** begin MATERIAL TO PROCESS **

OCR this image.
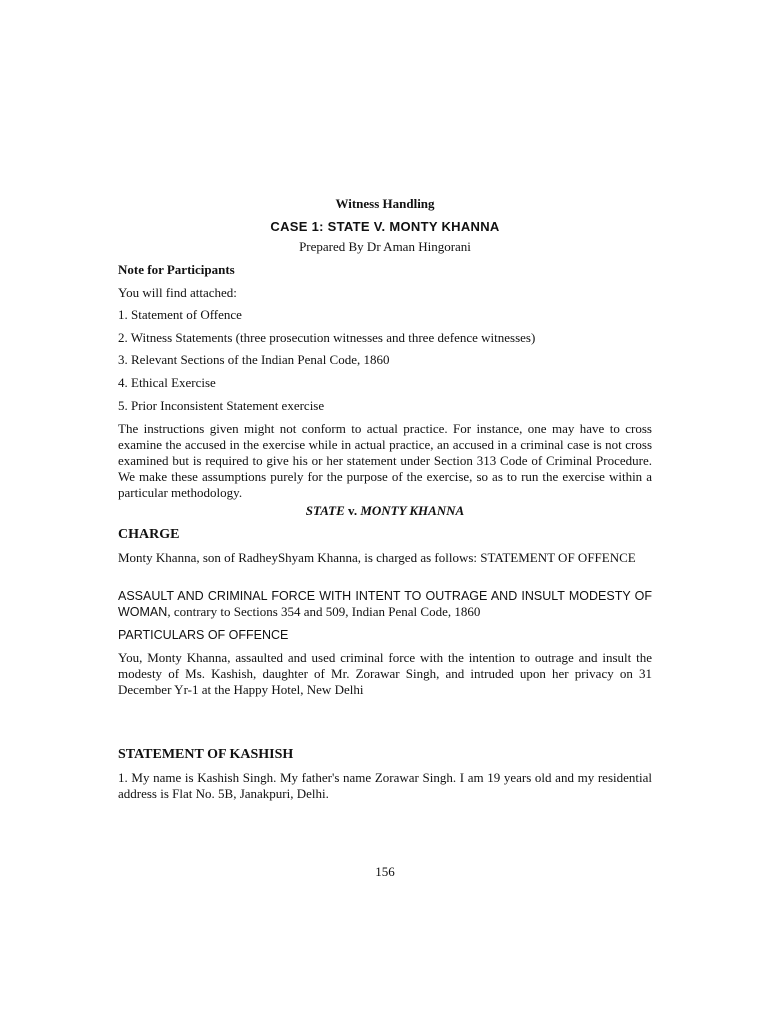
Witness Handling
CASE 1: STATE V. MONTY KHANNA
Prepared By Dr Aman Hingorani
Note for Participants
You will find attached:
1. Statement of Offence
2. Witness Statements (three prosecution witnesses and three defence witnesses)
3. Relevant Sections of the Indian Penal Code, 1860
4. Ethical Exercise
5. Prior Inconsistent Statement exercise
The instructions given might not conform to actual practice. For instance, one may have to cross examine the accused in the exercise while in actual practice, an accused in a criminal case is not cross examined but is required to give his or her statement under Section 313 Code of Criminal Procedure. We make these assumptions purely for the purpose of the exercise, so as to run the exercise within a particular methodology.
STATE v. MONTY KHANNA
CHARGE
Monty Khanna, son of RadheyShyam Khanna, is charged as follows: STATEMENT OF OFFENCE
ASSAULT AND CRIMINAL FORCE WITH INTENT TO OUTRAGE AND INSULT MODESTY OF WOMAN, contrary to Sections 354 and 509, Indian Penal Code, 1860
PARTICULARS OF OFFENCE
You, Monty Khanna, assaulted and used criminal force with the intention to outrage and insult the modesty of Ms. Kashish, daughter of Mr. Zorawar Singh, and intruded upon her privacy on 31 December Yr-1 at the Happy Hotel, New Delhi
STATEMENT OF KASHISH
1. My name is Kashish Singh. My father's name Zorawar Singh. I am 19 years old and my residential address is Flat No. 5B, Janakpuri, Delhi.
156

** end MATERIAL TO PROCESS **

- REQUIRED WORK
Show every line that contains the word "Zorawar".

- SOLUTION BELOW
You, Monty Khanna, assaulted and used criminal force with the intention to outrage and insult the modesty of Ms. Kashish, daughter of Mr. Zorawar Singh, and intruded upon her privacy on 31 December Yr-1 at the Happy Hotel, New Delhi
1. My name is Kashish Singh. My father's name Zorawar Singh. I am 19 years old and my residential address is Flat No. 5B, Janakpuri, Delhi.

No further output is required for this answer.